Figure contents as structured data

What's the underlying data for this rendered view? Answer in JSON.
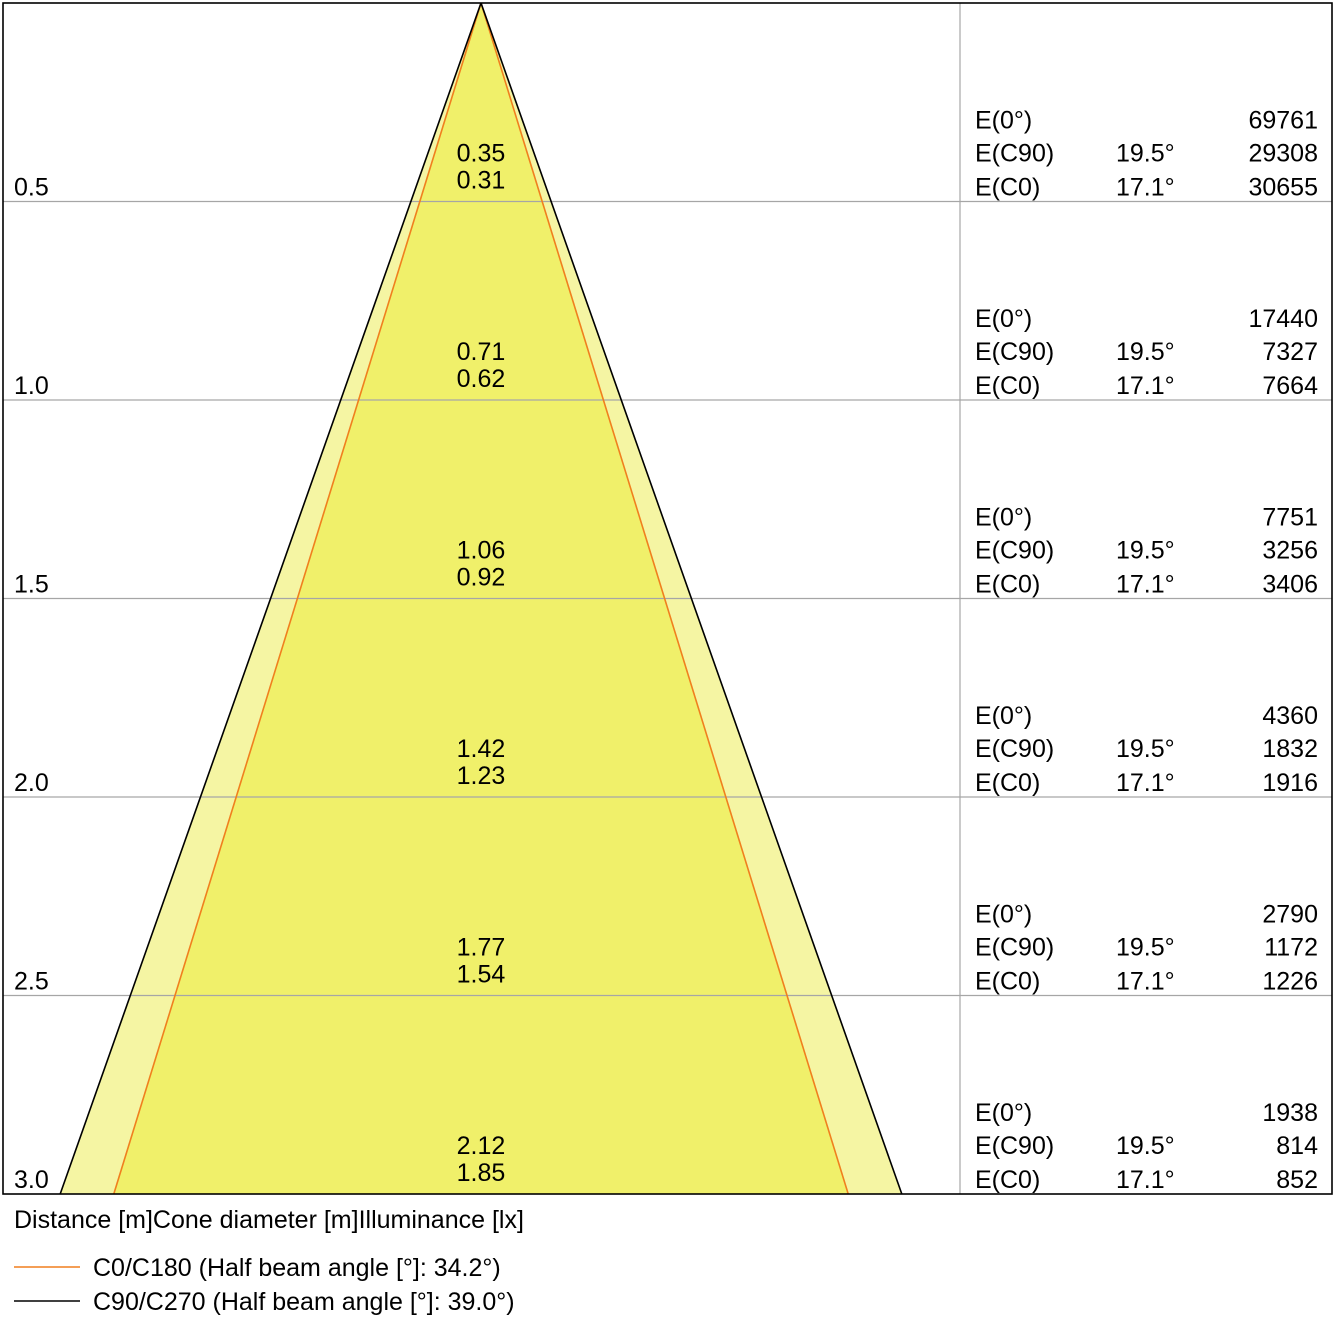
{
  "chart_data": {
    "type": "cone-diagram",
    "x_axis_label": "Distance [m]Cone diameter [m]Illuminance [lx]",
    "angles": {
      "c90_half_angle_label": "19.5°",
      "c0_half_angle_label": "17.1°"
    },
    "row_labels": {
      "e0": "E(0°)",
      "ec90": "E(C90)",
      "ec0": "E(C0)"
    },
    "rows": [
      {
        "distance": "0.5",
        "d_c90": "0.35",
        "d_c0": "0.31",
        "e0": "69761",
        "ec90": "29308",
        "ec0": "30655"
      },
      {
        "distance": "1.0",
        "d_c90": "0.71",
        "d_c0": "0.62",
        "e0": "17440",
        "ec90": "7327",
        "ec0": "7664"
      },
      {
        "distance": "1.5",
        "d_c90": "1.06",
        "d_c0": "0.92",
        "e0": "7751",
        "ec90": "3256",
        "ec0": "3406"
      },
      {
        "distance": "2.0",
        "d_c90": "1.42",
        "d_c0": "1.23",
        "e0": "4360",
        "ec90": "1832",
        "ec0": "1916"
      },
      {
        "distance": "2.5",
        "d_c90": "1.77",
        "d_c0": "1.54",
        "e0": "2790",
        "ec90": "1172",
        "ec0": "1226"
      },
      {
        "distance": "3.0",
        "d_c90": "2.12",
        "d_c0": "1.85",
        "e0": "1938",
        "ec90": "814",
        "ec0": "852"
      }
    ],
    "legend": [
      {
        "label": "C0/C180 (Half beam angle [°]: 34.2°)",
        "color": "#f07f1e"
      },
      {
        "label": "C90/C270 (Half beam angle [°]: 39.0°)",
        "color": "#000000"
      }
    ],
    "colors": {
      "outer_cone": "#f5f5a3",
      "inner_cone": "#f0f06a",
      "grid": "#a6a6a6"
    }
  }
}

Problem details
Every line in the data above that contains "beam" needs to be copied.

Solved problem
        "label": "C0/C180 (Half beam angle [°]: 34.2°)",
        "label": "C90/C270 (Half beam angle [°]: 39.0°)",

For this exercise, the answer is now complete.